◆ **EXERCISE INSTRUCTIONS**:
Spot each line that carries the word "Answer"; copy those lines.

[Records from a data collection]
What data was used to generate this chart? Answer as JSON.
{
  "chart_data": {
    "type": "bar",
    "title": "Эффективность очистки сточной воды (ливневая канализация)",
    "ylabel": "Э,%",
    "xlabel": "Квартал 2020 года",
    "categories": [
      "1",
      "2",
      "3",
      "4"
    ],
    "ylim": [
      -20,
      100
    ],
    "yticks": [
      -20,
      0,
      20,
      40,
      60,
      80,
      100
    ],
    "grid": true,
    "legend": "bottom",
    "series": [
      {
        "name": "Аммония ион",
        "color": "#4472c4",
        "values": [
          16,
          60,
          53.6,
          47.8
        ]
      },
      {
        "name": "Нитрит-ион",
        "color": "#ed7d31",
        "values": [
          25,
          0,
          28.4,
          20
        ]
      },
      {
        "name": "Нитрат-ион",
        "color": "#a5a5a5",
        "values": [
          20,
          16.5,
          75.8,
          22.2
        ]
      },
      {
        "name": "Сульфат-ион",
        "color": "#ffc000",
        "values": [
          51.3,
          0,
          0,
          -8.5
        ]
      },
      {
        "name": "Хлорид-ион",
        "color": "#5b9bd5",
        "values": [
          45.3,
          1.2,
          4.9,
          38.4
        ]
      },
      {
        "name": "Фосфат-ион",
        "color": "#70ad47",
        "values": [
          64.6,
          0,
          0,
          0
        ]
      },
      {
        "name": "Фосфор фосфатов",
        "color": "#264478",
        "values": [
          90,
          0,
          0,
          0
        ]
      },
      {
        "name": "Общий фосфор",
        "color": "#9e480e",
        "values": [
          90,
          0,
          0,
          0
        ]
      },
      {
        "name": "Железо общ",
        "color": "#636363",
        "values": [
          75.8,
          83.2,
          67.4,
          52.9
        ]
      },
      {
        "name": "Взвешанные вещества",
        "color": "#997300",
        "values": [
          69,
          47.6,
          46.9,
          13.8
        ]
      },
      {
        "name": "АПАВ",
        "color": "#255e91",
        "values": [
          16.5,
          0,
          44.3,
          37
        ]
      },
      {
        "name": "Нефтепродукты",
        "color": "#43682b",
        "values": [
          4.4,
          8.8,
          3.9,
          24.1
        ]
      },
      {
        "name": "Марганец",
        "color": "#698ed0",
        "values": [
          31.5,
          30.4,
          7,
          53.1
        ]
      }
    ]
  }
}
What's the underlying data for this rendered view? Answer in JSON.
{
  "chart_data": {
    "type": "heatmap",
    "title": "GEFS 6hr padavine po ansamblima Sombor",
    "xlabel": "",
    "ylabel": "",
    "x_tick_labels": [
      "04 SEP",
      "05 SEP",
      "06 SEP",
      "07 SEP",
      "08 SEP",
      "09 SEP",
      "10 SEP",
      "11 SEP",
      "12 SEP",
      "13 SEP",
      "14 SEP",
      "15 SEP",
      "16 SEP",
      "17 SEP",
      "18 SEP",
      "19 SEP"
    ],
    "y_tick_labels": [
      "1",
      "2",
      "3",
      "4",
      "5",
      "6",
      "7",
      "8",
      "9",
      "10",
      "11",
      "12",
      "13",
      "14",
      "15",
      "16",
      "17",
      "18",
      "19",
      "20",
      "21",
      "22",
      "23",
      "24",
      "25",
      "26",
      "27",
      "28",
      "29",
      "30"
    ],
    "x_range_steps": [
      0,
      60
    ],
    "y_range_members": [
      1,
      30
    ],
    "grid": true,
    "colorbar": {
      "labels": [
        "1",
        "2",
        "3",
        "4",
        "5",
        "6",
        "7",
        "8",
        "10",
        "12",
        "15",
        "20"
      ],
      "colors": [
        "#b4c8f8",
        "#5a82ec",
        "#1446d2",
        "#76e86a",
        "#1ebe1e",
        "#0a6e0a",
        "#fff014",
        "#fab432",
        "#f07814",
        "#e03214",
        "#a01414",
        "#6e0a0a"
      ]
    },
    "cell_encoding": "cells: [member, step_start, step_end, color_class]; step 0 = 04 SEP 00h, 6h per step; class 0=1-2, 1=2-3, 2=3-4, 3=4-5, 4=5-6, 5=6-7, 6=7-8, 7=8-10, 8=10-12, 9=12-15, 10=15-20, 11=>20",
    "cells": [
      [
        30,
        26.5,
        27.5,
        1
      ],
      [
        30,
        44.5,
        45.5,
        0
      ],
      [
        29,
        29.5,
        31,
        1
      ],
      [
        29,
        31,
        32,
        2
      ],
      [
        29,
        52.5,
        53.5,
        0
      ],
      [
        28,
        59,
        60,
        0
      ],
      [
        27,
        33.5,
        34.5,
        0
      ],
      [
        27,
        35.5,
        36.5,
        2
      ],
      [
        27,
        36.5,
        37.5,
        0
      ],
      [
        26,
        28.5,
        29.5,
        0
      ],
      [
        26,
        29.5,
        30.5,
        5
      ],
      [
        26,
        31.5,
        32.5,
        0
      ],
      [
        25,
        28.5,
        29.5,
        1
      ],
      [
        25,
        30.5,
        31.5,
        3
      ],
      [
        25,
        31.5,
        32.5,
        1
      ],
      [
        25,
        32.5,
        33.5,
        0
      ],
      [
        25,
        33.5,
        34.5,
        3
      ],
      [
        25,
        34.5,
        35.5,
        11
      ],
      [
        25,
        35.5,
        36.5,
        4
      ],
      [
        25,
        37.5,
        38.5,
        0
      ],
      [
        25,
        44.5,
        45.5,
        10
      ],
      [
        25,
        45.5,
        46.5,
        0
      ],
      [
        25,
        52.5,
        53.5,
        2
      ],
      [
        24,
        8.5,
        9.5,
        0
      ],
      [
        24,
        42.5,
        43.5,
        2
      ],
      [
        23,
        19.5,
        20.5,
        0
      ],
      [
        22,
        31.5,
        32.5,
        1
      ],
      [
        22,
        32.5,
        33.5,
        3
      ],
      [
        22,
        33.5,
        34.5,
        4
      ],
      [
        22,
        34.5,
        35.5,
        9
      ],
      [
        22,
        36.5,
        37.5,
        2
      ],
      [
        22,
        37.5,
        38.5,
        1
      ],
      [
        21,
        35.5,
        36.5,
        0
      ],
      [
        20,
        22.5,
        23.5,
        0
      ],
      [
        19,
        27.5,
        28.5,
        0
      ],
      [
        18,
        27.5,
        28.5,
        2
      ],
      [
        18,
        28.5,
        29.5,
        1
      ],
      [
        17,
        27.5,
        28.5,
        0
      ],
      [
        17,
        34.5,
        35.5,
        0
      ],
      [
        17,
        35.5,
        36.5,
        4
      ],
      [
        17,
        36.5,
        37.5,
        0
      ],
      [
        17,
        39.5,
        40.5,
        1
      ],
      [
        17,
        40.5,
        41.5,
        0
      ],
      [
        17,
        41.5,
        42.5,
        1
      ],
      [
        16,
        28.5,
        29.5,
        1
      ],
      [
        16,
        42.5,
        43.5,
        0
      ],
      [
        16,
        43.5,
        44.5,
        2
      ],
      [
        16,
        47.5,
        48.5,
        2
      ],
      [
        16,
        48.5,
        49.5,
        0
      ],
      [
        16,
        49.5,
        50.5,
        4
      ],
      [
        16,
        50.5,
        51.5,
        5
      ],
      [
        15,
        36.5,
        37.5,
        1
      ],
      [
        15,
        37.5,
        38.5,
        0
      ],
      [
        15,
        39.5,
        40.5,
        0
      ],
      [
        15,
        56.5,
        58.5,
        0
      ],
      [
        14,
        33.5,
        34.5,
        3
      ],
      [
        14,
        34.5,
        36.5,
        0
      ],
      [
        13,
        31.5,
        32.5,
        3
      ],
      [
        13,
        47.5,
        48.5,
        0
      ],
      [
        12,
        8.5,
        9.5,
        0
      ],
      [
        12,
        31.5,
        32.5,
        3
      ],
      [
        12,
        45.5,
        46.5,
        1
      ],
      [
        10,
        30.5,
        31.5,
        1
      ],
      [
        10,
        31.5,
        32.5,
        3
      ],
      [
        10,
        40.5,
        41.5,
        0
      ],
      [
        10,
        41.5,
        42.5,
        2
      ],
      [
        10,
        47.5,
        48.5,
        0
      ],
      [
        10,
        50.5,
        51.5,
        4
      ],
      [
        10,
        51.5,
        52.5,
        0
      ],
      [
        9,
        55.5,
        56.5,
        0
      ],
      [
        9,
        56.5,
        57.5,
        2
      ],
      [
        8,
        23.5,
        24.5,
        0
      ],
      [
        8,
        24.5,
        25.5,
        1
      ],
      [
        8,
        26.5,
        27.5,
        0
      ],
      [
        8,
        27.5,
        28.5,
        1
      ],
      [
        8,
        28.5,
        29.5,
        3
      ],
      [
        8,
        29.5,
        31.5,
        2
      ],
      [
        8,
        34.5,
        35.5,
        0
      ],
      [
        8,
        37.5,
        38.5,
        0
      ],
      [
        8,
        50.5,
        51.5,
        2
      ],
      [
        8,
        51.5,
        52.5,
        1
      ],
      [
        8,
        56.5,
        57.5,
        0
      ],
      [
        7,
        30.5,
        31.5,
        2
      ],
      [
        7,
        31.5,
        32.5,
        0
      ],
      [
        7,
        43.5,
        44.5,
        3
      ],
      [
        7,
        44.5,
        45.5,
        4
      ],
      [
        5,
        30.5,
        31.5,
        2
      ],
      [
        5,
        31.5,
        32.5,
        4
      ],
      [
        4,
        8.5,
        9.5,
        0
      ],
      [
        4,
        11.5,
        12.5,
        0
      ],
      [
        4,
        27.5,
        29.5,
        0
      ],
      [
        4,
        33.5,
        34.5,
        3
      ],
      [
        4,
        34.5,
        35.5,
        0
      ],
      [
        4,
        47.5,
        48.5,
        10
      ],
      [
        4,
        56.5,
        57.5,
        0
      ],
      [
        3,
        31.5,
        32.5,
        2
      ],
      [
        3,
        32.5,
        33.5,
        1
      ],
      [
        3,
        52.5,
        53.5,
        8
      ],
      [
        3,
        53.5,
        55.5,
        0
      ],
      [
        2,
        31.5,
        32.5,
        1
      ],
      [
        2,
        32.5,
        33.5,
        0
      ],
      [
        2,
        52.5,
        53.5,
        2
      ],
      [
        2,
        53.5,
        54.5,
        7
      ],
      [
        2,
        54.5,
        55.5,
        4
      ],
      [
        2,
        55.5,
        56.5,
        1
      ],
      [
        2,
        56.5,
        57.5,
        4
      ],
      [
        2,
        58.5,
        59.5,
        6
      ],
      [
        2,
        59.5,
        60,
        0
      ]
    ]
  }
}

◆ **OUTPUT FOR THIS TASK**:
What data was used to generate this chart? Answer as JSON.
What's the underlying data for this rendered view? Answer in JSON.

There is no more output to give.